⟨

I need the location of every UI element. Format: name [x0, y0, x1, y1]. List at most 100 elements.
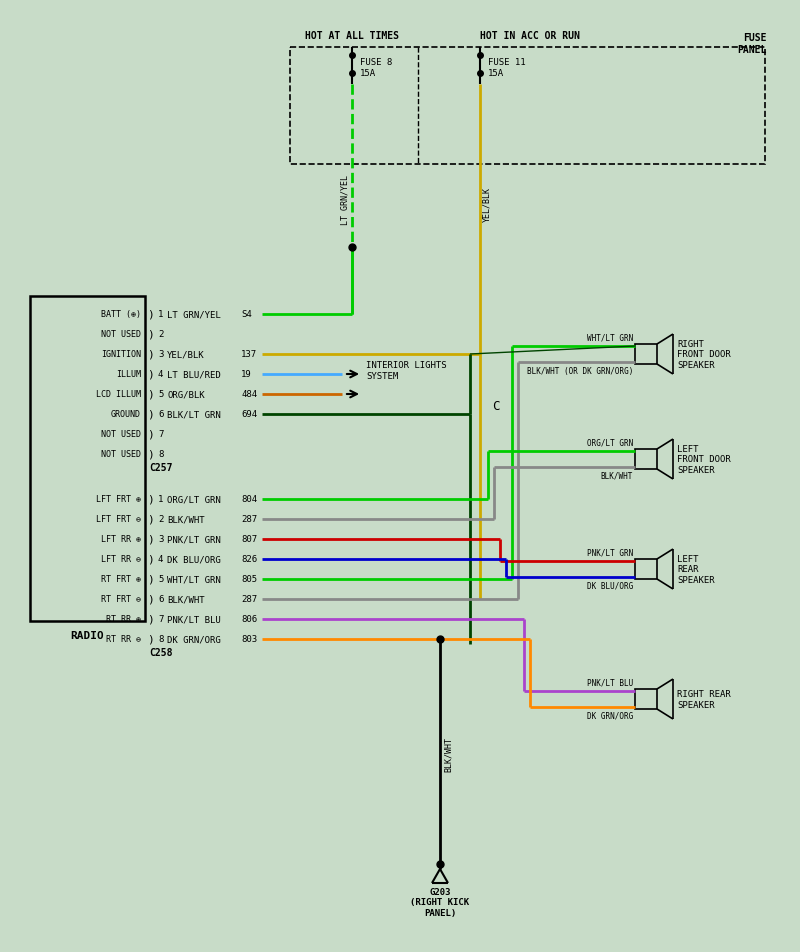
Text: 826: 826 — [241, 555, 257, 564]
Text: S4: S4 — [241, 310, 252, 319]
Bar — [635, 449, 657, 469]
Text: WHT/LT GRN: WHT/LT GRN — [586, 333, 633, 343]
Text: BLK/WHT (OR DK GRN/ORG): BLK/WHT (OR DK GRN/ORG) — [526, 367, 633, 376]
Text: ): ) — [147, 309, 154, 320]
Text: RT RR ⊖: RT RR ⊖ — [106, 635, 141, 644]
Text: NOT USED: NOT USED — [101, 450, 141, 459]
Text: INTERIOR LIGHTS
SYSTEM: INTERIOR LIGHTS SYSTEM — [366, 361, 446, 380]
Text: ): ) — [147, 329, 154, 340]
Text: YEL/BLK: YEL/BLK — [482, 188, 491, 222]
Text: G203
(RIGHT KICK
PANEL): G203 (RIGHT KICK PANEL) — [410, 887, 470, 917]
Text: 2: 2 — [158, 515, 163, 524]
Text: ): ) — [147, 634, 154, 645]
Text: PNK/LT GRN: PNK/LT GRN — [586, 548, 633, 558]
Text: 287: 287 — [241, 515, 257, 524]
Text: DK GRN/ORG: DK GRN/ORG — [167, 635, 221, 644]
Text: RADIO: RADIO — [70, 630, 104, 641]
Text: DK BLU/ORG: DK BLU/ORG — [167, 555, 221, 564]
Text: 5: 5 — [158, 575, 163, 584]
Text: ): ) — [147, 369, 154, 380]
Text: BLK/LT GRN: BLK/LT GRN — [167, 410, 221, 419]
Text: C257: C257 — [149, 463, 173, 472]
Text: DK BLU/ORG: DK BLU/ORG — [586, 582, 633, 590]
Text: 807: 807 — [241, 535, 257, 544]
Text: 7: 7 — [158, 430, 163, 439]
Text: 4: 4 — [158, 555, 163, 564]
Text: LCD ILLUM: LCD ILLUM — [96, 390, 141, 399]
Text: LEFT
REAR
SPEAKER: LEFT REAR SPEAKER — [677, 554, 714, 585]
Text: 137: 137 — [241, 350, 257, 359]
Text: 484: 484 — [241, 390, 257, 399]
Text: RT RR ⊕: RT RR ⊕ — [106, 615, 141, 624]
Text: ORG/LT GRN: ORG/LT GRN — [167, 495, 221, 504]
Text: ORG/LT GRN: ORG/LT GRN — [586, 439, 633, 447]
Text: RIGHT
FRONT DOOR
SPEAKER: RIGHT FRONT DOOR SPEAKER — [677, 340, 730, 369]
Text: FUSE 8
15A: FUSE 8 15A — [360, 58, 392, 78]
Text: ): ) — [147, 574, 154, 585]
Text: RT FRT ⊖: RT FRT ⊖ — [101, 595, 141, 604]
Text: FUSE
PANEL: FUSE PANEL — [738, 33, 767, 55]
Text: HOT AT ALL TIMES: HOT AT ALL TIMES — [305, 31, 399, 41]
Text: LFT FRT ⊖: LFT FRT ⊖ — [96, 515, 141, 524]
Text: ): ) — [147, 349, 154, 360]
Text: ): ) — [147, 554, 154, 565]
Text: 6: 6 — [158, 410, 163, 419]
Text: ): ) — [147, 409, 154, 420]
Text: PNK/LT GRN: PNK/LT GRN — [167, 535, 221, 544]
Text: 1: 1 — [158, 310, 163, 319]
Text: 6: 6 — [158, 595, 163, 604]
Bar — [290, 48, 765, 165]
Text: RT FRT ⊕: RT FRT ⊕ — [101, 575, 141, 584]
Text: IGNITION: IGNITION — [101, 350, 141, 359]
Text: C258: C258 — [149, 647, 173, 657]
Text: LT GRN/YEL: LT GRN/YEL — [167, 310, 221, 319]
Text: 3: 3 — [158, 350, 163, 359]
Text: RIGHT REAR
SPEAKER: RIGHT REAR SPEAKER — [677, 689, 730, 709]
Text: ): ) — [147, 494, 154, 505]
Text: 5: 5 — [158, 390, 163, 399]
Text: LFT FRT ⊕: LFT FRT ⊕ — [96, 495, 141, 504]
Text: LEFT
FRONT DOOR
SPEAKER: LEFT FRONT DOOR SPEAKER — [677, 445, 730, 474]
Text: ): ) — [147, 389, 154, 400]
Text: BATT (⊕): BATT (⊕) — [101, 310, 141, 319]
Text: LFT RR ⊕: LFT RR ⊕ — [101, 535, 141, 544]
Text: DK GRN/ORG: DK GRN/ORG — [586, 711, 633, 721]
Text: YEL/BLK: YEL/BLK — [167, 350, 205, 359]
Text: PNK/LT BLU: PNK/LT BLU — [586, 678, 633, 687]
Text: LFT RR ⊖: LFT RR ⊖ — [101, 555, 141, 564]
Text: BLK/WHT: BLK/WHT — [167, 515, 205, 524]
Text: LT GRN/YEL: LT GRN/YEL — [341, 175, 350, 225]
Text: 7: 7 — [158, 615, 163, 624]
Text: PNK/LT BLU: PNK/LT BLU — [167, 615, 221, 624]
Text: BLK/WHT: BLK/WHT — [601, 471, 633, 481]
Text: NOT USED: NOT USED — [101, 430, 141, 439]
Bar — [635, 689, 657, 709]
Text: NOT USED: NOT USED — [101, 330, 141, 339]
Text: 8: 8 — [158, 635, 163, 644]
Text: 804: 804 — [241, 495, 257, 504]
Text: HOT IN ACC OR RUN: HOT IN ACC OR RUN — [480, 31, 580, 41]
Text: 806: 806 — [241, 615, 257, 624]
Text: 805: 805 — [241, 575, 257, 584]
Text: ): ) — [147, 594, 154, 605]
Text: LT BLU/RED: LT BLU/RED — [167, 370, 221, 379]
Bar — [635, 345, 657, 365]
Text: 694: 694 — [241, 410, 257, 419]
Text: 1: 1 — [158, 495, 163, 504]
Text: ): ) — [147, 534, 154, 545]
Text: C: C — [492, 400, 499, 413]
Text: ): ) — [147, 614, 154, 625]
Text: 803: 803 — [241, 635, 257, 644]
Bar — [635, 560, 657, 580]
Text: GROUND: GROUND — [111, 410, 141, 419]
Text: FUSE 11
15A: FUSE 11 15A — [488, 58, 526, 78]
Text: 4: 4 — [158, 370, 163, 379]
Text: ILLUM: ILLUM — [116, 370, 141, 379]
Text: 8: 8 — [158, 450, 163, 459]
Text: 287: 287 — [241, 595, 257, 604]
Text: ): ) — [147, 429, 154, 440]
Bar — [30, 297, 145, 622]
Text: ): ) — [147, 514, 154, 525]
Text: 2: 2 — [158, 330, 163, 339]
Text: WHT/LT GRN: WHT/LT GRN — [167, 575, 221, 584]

⟩
⟨

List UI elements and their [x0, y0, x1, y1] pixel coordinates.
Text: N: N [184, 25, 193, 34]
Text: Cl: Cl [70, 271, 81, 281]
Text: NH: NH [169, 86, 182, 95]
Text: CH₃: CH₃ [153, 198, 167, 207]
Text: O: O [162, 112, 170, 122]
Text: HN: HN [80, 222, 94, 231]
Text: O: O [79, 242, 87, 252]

⟩

• _What is needed_:
Lay out the part of the listing that opens with the line containing "I need the location" and closes with the line containing "Text: WHT/LT GRN: WHT/LT GRN — [586, 333, 633, 343]" as a numbered list, including both of those lines, skipping blank lines, and leaving out the pictures.

• _Result below_:
1. I need the location of every UI element. Format: name [x0, y0, x1, y1]. List at most 100 elements.
2. Text: 826: 826 — [241, 555, 257, 564]
3. Text: S4: S4 — [241, 310, 252, 319]
4. Bar — [635, 449, 657, 469]
5. Text: WHT/LT GRN: WHT/LT GRN — [586, 333, 633, 343]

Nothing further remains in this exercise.